**The data**:
------------------------
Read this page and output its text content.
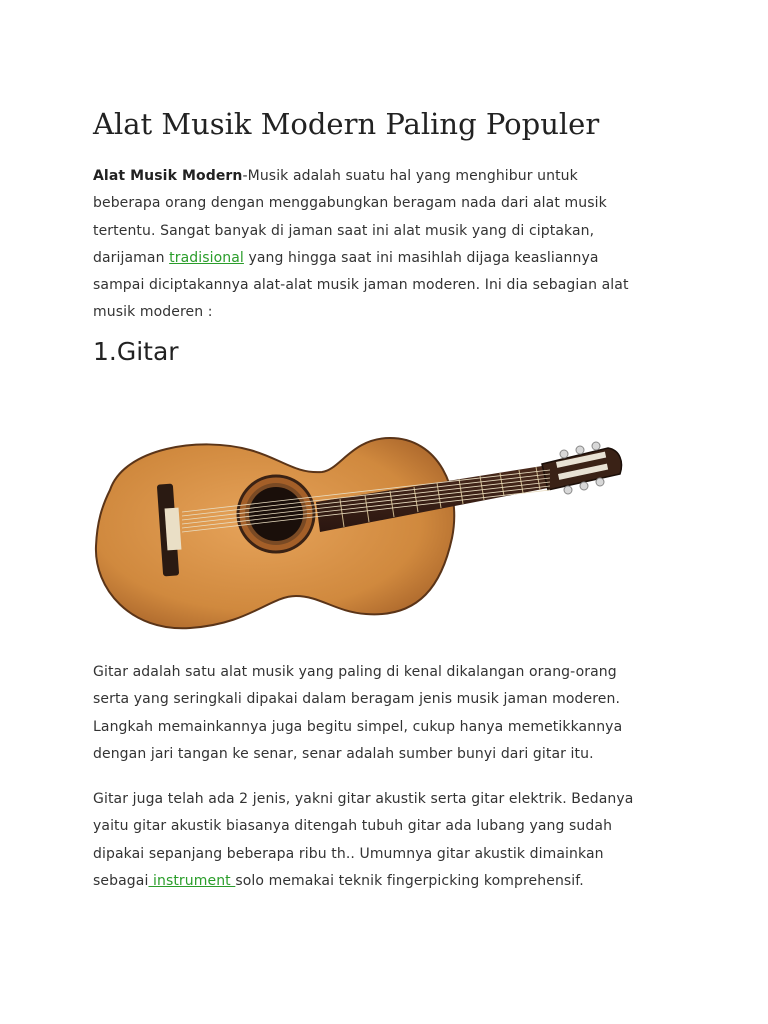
Alat Musik Modern Paling Populer

Alat Musik Modern-Musik adalah suatu hal yang menghibur untuk
beberapa orang dengan menggabungkan beragam nada dari alat musik
tertentu. Sangat banyak di jaman saat ini alat musik yang di ciptakan,
darijaman tradisional yang hingga saat ini masihlah dijaga keasliannya
sampai diciptakannya alat-alat musik jaman moderen. Ini dia sebagian alat
musik moderen :

1.Gitar

Gitar adalah satu alat musik yang paling di kenal dikalangan orang-orang
serta yang seringkali dipakai dalam beragam jenis musik jaman moderen.
Langkah memainkannya juga begitu simpel, cukup hanya memetikkannya
dengan jari tangan ke senar, senar adalah sumber bunyi dari gitar itu.

Gitar juga telah ada 2 jenis, yakni gitar akustik serta gitar elektrik. Bedanya
yaitu gitar akustik biasanya ditengah tubuh gitar ada lubang yang sudah
dipakai sepanjang beberapa ribu th.. Umumnya gitar akustik dimainkan
sebagai instrument solo memakai teknik fingerpicking komprehensif.
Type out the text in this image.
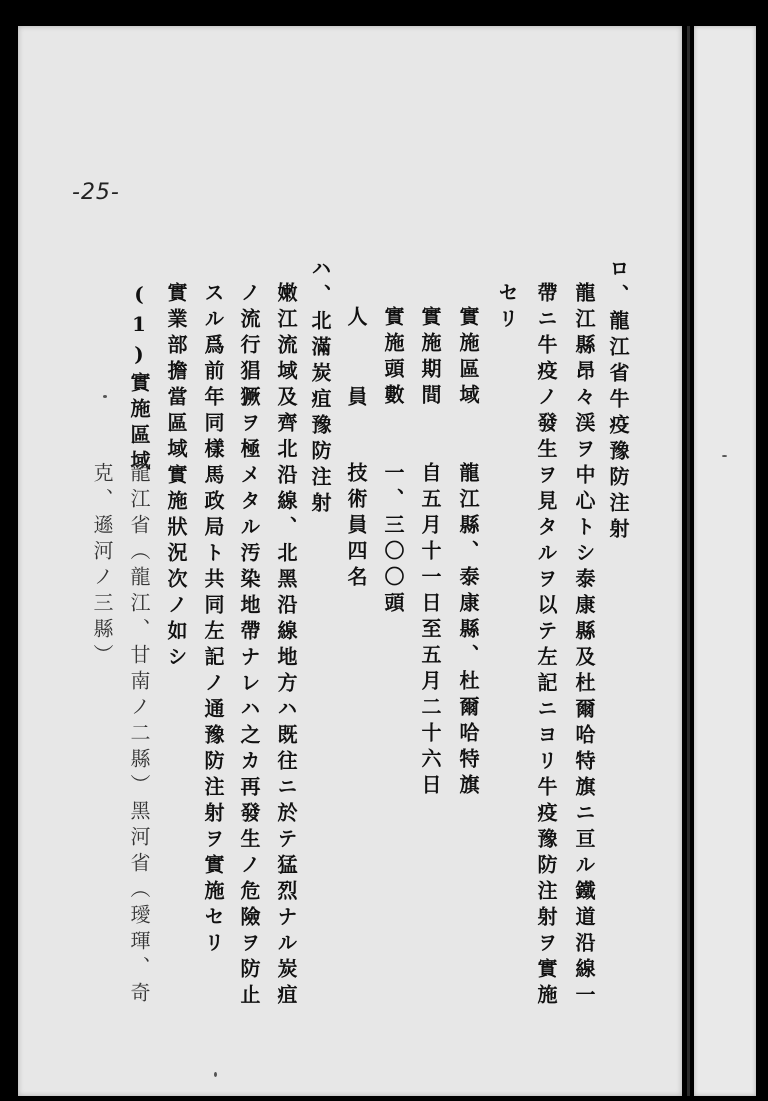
-25-
ロ、龍江省牛疫豫防注射
龍江縣昂々渓ヲ中心トシ泰康縣及杜爾哈特旗ニ亘ル鐵道沿線一
帶ニ牛疫ノ發生ヲ見タルヲ以テ左記ニヨリ牛疫豫防注射ヲ實施
セリ
實施區域
龍江縣、泰康縣、杜爾哈特旗
實施期間
自五月十一日至五月二十六日
實施頭數
一、三〇〇頭
人
員
技術員四名
ハ、北滿炭疽豫防注射
嫩江流域及齊北沿線、北黑沿線地方ハ既往ニ於テ猛烈ナル炭疽
ノ流行猖獗ヲ極メタル汚染地帶ナレハ之カ再發生ノ危險ヲ防止
スル爲前年同樣馬政局ト共同左記ノ通豫防注射ヲ實施セリ
實業部擔當區域實施狀況次ノ如シ
(1)實施區域
龍江省（龍江、甘南ノ二縣）黑河省（璦琿、奇
克、遜河ノ三縣）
------------------------
**Short problem**:
Report each line of the material above where the word "dipakai" appears.

**Exercise output**:
serta yang seringkali dipakai dalam beragam jenis musik jaman moderen.
dipakai sepanjang beberapa ribu th.. Umumnya gitar akustik dimainkan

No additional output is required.